> _WORK INSTRUCTIONS_:
Repeat every entry word for word, skipping the pictures.

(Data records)
<<<<
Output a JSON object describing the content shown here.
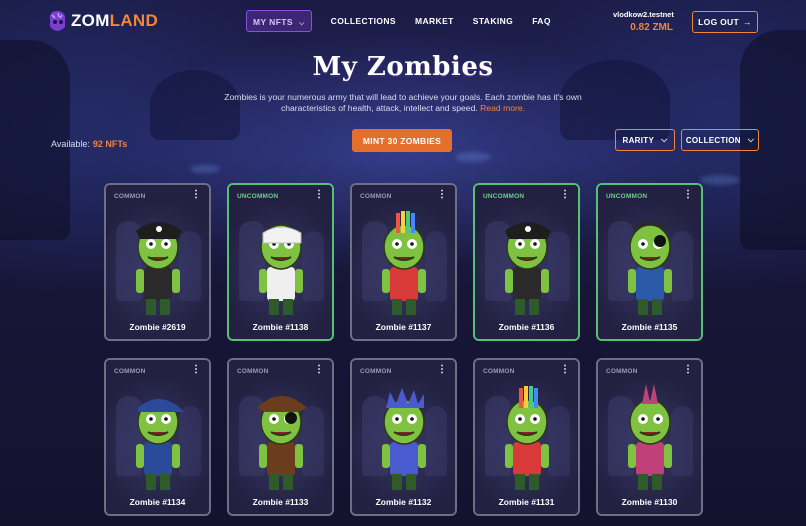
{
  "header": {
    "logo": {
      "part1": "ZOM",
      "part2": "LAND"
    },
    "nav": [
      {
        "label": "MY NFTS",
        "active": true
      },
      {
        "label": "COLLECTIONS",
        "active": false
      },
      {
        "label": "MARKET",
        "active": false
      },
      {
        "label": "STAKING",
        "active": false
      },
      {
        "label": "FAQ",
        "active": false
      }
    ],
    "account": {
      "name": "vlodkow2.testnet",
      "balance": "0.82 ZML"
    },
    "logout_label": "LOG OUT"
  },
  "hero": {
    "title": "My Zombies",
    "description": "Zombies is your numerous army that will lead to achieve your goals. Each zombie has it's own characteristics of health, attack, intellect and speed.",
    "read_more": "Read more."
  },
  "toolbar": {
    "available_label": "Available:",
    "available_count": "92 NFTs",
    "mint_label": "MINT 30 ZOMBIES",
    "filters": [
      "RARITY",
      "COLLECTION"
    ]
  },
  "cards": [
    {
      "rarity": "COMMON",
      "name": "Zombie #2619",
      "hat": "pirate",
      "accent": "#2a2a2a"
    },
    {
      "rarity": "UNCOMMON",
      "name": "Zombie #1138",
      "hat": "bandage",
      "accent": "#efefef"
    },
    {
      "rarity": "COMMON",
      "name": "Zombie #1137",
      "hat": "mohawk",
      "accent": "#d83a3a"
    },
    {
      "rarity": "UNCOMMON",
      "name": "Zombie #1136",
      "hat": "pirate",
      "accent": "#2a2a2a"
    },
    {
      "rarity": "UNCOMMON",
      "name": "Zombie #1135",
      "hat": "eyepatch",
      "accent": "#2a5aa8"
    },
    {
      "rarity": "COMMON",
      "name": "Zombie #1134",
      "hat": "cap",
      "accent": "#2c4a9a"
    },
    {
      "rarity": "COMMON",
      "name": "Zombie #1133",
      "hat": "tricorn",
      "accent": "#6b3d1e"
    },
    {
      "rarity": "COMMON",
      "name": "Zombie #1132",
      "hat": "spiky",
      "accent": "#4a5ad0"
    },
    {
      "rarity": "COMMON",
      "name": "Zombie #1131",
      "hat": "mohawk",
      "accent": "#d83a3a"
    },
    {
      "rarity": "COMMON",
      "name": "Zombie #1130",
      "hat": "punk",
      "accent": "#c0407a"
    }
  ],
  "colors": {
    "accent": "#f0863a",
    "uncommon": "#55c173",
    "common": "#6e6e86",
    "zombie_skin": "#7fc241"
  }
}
>>>>
> _ANSWER TO THE PROBLEM_:
Output a JSON object describing the content shown here.
{
  "header": {
    "logo": {
      "part1": "ZOM",
      "part2": "LAND"
    },
    "nav": [
      {
        "label": "MY NFTS",
        "active": true
      },
      {
        "label": "COLLECTIONS",
        "active": false
      },
      {
        "label": "MARKET",
        "active": false
      },
      {
        "label": "STAKING",
        "active": false
      },
      {
        "label": "FAQ",
        "active": false
      }
    ],
    "account": {
      "name": "vlodkow2.testnet",
      "balance": "0.82 ZML"
    },
    "logout_label": "LOG OUT"
  },
  "hero": {
    "title": "My Zombies",
    "description": "Zombies is your numerous army that will lead to achieve your goals. Each zombie has it's own characteristics of health, attack, intellect and speed.",
    "read_more": "Read more."
  },
  "toolbar": {
    "available_label": "Available:",
    "available_count": "92 NFTs",
    "mint_label": "MINT 30 ZOMBIES",
    "filters": [
      "RARITY",
      "COLLECTION"
    ]
  },
  "cards": [
    {
      "rarity": "COMMON",
      "name": "Zombie #2619",
      "hat": "pirate",
      "accent": "#2a2a2a"
    },
    {
      "rarity": "UNCOMMON",
      "name": "Zombie #1138",
      "hat": "bandage",
      "accent": "#efefef"
    },
    {
      "rarity": "COMMON",
      "name": "Zombie #1137",
      "hat": "mohawk",
      "accent": "#d83a3a"
    },
    {
      "rarity": "UNCOMMON",
      "name": "Zombie #1136",
      "hat": "pirate",
      "accent": "#2a2a2a"
    },
    {
      "rarity": "UNCOMMON",
      "name": "Zombie #1135",
      "hat": "eyepatch",
      "accent": "#2a5aa8"
    },
    {
      "rarity": "COMMON",
      "name": "Zombie #1134",
      "hat": "cap",
      "accent": "#2c4a9a"
    },
    {
      "rarity": "COMMON",
      "name": "Zombie #1133",
      "hat": "tricorn",
      "accent": "#6b3d1e"
    },
    {
      "rarity": "COMMON",
      "name": "Zombie #1132",
      "hat": "spiky",
      "accent": "#4a5ad0"
    },
    {
      "rarity": "COMMON",
      "name": "Zombie #1131",
      "hat": "mohawk",
      "accent": "#d83a3a"
    },
    {
      "rarity": "COMMON",
      "name": "Zombie #1130",
      "hat": "punk",
      "accent": "#c0407a"
    }
  ],
  "colors": {
    "accent": "#f0863a",
    "uncommon": "#55c173",
    "common": "#6e6e86",
    "zombie_skin": "#7fc241"
  }
}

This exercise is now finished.